Items from a figure collection:
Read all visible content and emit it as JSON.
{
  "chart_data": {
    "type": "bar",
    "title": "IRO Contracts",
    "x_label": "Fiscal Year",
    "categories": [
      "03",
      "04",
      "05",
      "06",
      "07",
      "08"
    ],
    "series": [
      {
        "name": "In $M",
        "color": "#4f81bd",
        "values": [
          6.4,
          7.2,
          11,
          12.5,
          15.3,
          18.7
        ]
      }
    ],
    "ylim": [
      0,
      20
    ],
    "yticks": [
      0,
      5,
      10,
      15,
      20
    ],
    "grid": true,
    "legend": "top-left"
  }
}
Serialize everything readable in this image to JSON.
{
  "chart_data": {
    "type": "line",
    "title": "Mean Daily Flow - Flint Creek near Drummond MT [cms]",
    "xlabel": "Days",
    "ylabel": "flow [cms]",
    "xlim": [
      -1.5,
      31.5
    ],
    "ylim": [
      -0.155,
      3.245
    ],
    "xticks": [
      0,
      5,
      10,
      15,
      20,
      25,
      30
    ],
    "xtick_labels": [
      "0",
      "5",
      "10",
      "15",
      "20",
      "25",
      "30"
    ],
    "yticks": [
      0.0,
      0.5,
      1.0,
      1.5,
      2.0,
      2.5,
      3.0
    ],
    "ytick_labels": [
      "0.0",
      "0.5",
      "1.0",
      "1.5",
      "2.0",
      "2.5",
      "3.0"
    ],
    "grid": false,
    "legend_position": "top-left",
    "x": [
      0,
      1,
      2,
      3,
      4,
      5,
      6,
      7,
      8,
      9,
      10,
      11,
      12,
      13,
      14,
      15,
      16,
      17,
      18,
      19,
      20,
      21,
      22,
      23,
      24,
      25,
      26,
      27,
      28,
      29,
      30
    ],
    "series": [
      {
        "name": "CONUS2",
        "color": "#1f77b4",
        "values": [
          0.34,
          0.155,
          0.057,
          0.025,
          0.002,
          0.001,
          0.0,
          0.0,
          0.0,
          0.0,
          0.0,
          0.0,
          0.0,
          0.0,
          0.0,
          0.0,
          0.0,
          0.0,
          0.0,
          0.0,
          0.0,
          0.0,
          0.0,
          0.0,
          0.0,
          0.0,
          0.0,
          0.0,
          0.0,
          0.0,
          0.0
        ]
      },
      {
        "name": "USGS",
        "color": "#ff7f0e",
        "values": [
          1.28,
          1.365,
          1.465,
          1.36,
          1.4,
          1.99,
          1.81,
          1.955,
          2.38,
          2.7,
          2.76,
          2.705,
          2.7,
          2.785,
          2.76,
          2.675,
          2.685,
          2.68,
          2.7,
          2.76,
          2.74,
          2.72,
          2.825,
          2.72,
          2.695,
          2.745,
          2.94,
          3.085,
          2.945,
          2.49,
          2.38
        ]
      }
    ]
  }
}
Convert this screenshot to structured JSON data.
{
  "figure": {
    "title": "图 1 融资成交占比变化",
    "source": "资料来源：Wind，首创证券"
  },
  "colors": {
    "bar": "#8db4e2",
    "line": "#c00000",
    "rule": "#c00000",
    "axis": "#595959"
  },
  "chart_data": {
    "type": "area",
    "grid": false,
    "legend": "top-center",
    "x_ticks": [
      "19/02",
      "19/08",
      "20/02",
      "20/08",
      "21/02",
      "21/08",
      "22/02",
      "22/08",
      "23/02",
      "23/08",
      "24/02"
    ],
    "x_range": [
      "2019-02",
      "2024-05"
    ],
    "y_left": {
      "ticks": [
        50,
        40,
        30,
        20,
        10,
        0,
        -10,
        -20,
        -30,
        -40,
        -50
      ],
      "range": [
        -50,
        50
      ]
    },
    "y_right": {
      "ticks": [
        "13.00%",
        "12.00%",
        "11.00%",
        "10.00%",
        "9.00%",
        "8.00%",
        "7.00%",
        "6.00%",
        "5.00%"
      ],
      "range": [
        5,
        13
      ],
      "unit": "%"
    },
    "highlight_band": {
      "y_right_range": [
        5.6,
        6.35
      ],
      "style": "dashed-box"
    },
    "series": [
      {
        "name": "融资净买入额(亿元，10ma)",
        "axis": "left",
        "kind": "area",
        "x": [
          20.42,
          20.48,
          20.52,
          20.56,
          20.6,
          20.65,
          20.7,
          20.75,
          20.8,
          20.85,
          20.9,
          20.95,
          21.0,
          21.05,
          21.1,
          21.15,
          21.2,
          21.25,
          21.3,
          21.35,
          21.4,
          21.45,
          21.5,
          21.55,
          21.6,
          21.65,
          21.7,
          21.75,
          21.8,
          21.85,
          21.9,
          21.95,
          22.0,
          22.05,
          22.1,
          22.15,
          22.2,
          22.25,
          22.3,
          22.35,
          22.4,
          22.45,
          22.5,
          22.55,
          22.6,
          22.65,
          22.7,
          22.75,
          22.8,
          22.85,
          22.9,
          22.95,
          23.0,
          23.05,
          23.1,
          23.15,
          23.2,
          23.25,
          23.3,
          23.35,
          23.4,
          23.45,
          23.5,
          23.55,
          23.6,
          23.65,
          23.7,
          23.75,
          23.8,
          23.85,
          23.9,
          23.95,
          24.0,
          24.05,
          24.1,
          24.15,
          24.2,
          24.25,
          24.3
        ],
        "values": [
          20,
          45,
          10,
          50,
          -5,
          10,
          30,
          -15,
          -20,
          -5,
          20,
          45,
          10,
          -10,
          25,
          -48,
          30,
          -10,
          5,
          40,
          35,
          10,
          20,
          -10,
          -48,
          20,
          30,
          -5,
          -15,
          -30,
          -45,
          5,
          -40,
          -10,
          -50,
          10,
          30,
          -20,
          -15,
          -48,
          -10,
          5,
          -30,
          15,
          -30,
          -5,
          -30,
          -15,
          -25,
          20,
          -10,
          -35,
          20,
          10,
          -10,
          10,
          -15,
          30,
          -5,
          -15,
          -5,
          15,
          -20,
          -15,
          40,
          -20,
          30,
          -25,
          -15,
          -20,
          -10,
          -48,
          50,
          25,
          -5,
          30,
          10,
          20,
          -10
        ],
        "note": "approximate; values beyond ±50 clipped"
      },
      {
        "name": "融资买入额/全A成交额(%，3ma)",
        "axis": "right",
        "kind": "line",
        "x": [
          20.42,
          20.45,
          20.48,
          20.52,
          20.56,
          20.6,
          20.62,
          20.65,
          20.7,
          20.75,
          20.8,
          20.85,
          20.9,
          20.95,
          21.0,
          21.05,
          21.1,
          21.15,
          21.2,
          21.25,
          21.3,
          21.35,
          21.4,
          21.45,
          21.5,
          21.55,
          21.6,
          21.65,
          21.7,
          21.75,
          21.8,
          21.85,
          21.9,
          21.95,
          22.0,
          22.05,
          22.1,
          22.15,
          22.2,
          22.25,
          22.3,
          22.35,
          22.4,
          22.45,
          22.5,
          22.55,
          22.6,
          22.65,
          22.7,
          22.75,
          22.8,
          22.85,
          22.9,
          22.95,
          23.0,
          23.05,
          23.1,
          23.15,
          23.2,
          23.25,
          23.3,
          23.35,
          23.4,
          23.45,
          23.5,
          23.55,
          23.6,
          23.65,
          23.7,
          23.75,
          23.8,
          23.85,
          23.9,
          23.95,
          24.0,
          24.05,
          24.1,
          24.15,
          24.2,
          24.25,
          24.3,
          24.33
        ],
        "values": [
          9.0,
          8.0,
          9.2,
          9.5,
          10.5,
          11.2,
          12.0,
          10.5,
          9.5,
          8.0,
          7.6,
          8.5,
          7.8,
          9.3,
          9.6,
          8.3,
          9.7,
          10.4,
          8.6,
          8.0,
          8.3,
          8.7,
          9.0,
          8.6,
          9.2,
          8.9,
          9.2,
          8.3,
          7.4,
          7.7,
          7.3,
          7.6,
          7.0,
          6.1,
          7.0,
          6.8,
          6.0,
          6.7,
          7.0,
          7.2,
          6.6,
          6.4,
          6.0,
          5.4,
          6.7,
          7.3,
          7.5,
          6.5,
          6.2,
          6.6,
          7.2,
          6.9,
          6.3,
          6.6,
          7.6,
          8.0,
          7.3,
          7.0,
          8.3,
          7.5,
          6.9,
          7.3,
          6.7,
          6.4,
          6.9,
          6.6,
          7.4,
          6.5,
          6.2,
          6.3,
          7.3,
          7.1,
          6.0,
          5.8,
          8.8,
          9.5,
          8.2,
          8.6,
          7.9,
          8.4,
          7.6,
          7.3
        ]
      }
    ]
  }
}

## Given task
Every line in the data above that contains "this" needs to be copied.

## Finished task
Serialize everything readable in this image to JSON.
Convert this screenshot to structured JSON data.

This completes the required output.